* Begin Document *

# Safer's "End All" bug spray...



## Dr. Green Fang (Nov 2, 2014)

So last night I stopped at my hydro store, as I've had beginning issues (3-4 weeks so far) of Thrips in my veg. I treated twice with Neem Oil sprays (rather cooked my plants actually  ) and it seems they are still kickin around weeks after treatment. So I got Azamax last night and this Safer End All stuff. Hydro store guy said it kills on contact and helps prevent. Has a couple different thing than the Azamax. First, last night, I did a treatment of Azamax when I got home and will wait 9 days or so and treat them again. I bought the Safer's stuff just to have something ELSE to combat them with if two rounds of Azamax doesn't work. 


Anyone ever used this stuff? Any and all thoughts please :aok:


----------



## Dr. Green Fang (Nov 2, 2014)

Anyone at all?


----------



## Hushpuppy (Nov 2, 2014)

I may have the same or similar stuff. It is "Safer's" but not sure if it is "end all" or not but I do recall that it has neem and some other stuff. I think its supposed to fight fungus as well as bugs. I haven't had enough issues with bugs to know how it works.


----------



## Dr. Green Fang (Nov 2, 2014)

Thanks for checking in HP :aok:


----------



## Dman1234 (Nov 3, 2014)

I have used it for years for several different reasons on several different plants, works good for its intended purpose, its available in a concentrate ans is much cheaper than the ready to use spray.


----------



## Dr. Green Fang (Nov 3, 2014)

Nice, thanks Dman! 

I just bought the ready to use, as I have a rather small setup here (in my opinion) and a premixed bottle will give me 2-3 full applications... and it was less than ten bucks hah  

Great to know you've used it. Have you notice the use of it with Thrips before? That's what I'm battling.


----------



## Rosebud (Nov 3, 2014)

It will work on thrip if you follow the directions perfectly and spray perfectly. After three or more uses some bugs will get immune to it.


----------

* End Document *
* Begin Excerpted data *

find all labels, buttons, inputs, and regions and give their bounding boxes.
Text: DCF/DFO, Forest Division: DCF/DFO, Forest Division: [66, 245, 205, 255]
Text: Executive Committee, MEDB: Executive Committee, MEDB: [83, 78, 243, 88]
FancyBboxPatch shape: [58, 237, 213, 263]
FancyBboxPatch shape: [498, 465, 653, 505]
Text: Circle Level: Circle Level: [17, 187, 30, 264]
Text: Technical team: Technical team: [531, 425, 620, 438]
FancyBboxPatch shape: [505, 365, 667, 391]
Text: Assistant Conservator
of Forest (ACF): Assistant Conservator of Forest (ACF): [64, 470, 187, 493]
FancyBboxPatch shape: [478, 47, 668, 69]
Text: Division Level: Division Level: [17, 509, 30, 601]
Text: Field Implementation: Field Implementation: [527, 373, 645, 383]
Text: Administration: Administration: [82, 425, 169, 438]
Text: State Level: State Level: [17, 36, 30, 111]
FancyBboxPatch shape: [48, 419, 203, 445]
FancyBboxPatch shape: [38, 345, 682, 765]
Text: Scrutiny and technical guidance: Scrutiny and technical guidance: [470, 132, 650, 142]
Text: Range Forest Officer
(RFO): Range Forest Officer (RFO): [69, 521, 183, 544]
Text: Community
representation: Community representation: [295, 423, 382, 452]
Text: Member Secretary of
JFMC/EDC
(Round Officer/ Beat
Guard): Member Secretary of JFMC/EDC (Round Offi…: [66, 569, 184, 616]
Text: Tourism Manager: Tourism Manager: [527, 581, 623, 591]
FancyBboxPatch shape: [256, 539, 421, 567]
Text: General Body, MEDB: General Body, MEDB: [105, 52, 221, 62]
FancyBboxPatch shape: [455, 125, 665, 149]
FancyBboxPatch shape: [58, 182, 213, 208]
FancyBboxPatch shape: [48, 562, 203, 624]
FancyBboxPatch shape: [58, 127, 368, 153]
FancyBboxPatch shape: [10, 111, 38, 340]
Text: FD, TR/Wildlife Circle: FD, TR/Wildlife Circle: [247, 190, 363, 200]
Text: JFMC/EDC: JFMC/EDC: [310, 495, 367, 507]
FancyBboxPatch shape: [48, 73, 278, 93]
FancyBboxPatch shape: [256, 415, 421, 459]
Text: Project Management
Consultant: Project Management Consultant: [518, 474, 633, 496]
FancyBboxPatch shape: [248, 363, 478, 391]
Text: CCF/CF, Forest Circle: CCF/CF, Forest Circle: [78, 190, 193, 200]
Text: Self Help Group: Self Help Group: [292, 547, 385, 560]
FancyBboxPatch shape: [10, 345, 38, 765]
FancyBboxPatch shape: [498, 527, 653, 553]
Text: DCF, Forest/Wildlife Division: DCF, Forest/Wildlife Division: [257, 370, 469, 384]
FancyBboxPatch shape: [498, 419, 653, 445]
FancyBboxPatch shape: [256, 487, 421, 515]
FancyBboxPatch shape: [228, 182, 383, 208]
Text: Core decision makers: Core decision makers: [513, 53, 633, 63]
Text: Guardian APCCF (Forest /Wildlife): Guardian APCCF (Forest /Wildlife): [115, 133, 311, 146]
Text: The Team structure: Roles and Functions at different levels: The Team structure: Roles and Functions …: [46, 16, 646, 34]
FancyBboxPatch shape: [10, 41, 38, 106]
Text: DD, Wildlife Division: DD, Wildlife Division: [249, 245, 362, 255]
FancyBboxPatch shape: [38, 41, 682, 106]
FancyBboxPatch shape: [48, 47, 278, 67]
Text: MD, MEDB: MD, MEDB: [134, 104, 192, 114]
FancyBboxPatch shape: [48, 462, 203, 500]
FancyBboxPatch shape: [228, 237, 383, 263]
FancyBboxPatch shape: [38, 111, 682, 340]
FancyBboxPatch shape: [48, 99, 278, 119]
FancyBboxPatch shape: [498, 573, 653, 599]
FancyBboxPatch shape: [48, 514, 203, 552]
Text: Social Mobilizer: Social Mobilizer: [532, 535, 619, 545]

* End Excerpted data *

§ **Challenge A**
Repeat the stretch of the forum thread from "## Rosebud (Nov" through "immune to it." word for word.
§ **Challenge B**
Reproduce the records from their first line through the line that contains "FancyBboxPatch shape: [498, 465, 653, 505]", including both of those lines, and nothing else.
The forum thread and the records are unrelated to each other.

§ **Written answer A**
## Rosebud (Nov 3, 2014)

It will work on thrip if you follow the directions perfectly and spray perfectly. After three or more uses some bugs will get immune to it.

§ **Written answer B**
find all labels, buttons, inputs, and regions and give their bounding boxes.
Text: DCF/DFO, Forest Division: DCF/DFO, Forest Division: [66, 245, 205, 255]
Text: Executive Committee, MEDB: Executive Committee, MEDB: [83, 78, 243, 88]
FancyBboxPatch shape: [58, 237, 213, 263]
FancyBboxPatch shape: [498, 465, 653, 505]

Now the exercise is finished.